### Aim of the exercise:
Copy every line of the data that includes the string "appellee".

### Dataset entries:
┏━━
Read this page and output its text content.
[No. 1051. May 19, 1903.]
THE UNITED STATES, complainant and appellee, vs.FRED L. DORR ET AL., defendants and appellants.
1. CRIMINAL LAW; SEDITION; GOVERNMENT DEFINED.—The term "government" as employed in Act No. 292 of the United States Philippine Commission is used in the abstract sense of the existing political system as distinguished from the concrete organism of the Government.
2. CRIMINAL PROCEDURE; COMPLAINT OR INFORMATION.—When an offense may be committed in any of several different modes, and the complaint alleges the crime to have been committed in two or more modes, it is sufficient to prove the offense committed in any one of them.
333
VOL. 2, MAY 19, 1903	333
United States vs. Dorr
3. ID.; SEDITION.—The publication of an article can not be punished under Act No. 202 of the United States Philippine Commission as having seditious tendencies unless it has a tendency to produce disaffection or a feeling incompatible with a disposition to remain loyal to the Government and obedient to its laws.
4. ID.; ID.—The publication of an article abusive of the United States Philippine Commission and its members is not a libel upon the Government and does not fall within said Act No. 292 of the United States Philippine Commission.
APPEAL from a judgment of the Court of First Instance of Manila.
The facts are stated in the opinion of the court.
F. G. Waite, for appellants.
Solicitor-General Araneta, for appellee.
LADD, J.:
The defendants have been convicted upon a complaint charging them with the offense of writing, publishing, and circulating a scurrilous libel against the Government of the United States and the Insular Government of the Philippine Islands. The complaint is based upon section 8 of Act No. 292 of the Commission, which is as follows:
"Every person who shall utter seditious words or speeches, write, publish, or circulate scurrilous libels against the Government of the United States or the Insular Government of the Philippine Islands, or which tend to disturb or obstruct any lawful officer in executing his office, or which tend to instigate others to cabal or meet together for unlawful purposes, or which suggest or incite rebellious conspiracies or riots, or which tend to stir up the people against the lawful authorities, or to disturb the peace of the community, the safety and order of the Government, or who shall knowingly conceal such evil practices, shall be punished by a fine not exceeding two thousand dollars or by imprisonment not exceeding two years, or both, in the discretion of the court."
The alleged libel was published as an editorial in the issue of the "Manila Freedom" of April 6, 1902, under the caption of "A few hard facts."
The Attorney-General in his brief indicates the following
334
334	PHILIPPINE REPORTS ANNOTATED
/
┗━━
### Expected output:
THE UNITED STATES, complainant and appellee, vs.FRED L. DORR ET AL., defendants and appellants.
Solicitor-General Araneta, for appellee.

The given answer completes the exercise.